**Data section**
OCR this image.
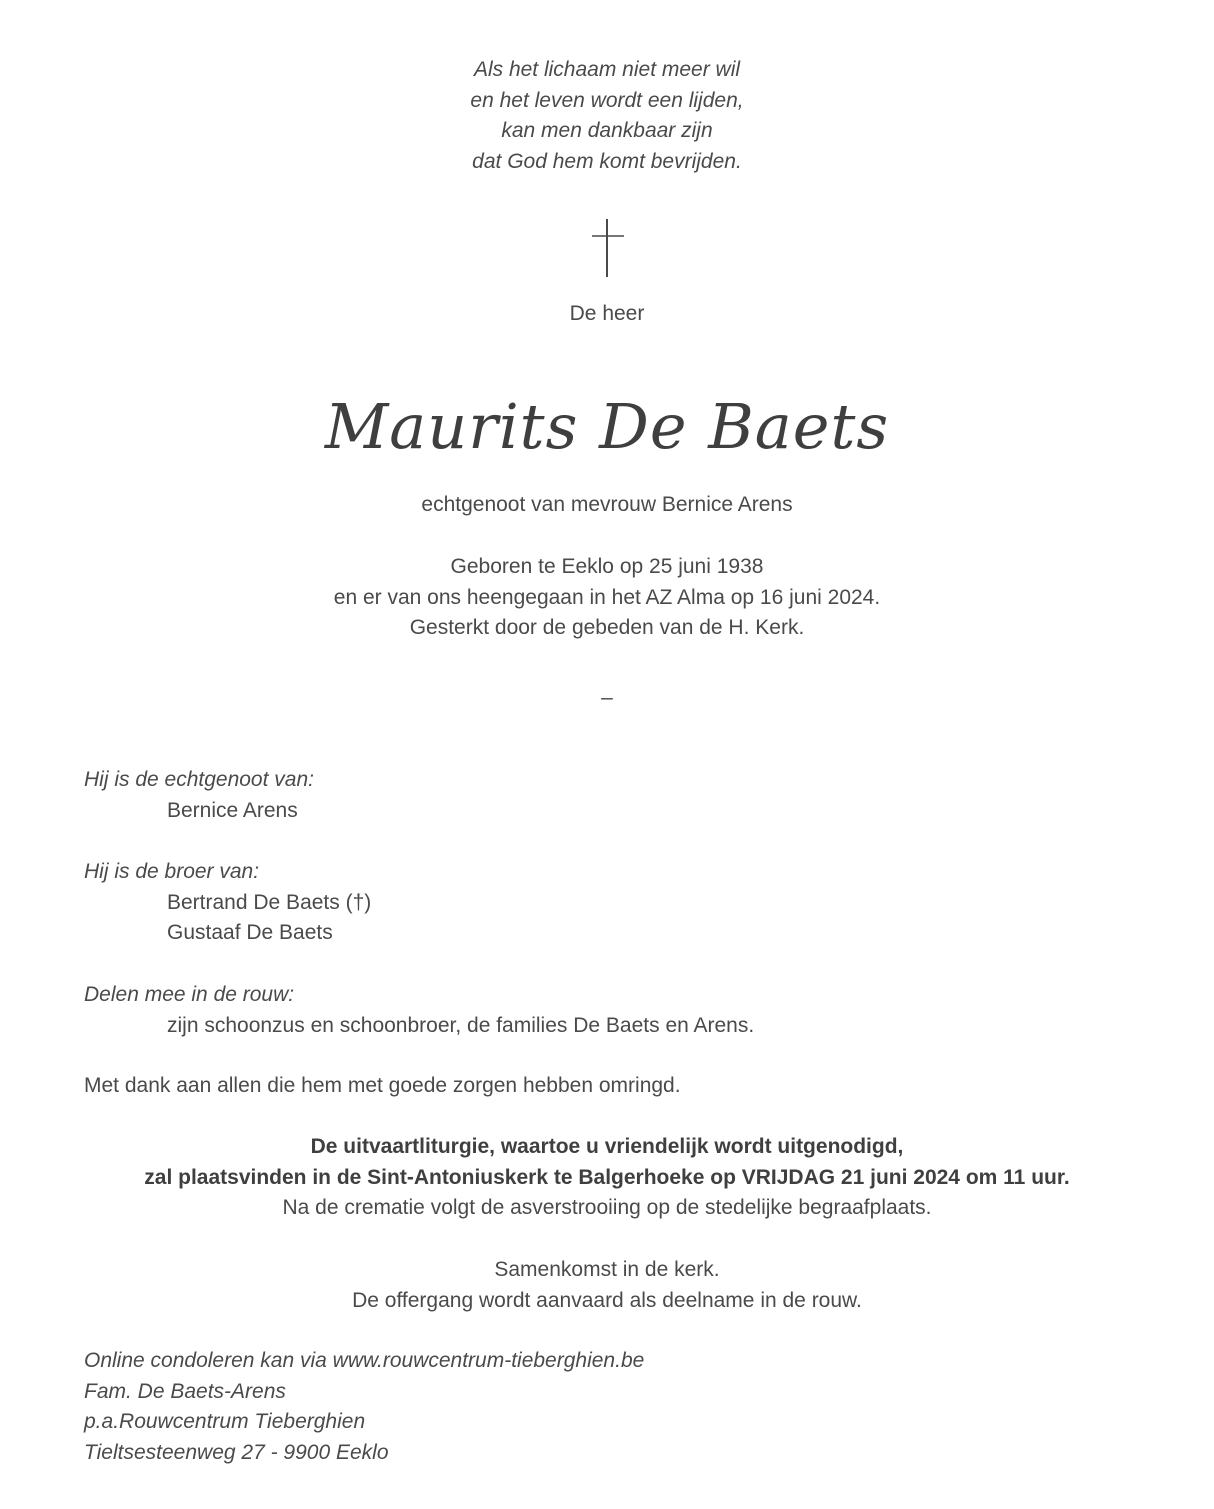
Als het lichaam niet meer wil
en het leven wordt een lijden,
kan men dankbaar zijn
dat God hem komt bevrijden.
De heer
Maurits De Baets
echtgenoot van mevrouw Bernice Arens
Geboren te Eeklo op 25 juni 1938
en er van ons heengegaan in het AZ Alma op 16 juni 2024.
Gesterkt door de gebeden van de H. Kerk.
–
Hij is de echtgenoot van:
Bernice Arens
Hij is de broer van:
Bertrand De Baets (†)
Gustaaf De Baets
Delen mee in de rouw:
zijn schoonzus en schoonbroer, de families De Baets en Arens.
Met dank aan allen die hem met goede zorgen hebben omringd.
De uitvaartliturgie, waartoe u vriendelijk wordt uitgenodigd,
zal plaatsvinden in de Sint-Antoniuskerk te Balgerhoeke op VRIJDAG 21 juni 2024 om 11 uur.
Na de crematie volgt de asverstrooiing op de stedelijke begraafplaats.
Samenkomst in de kerk.
De offergang wordt aanvaard als deelname in de rouw.
Online condoleren kan via www.rouwcentrum-tieberghien.be
Fam. De Baets-Arens
p.a.Rouwcentrum Tieberghien
Tieltsesteenweg 27 - 9900 Eeklo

**Stated task**
Count the lines of the listing above that include the word "zijn" and state the total with nothing else.

**Answer to the problem**
2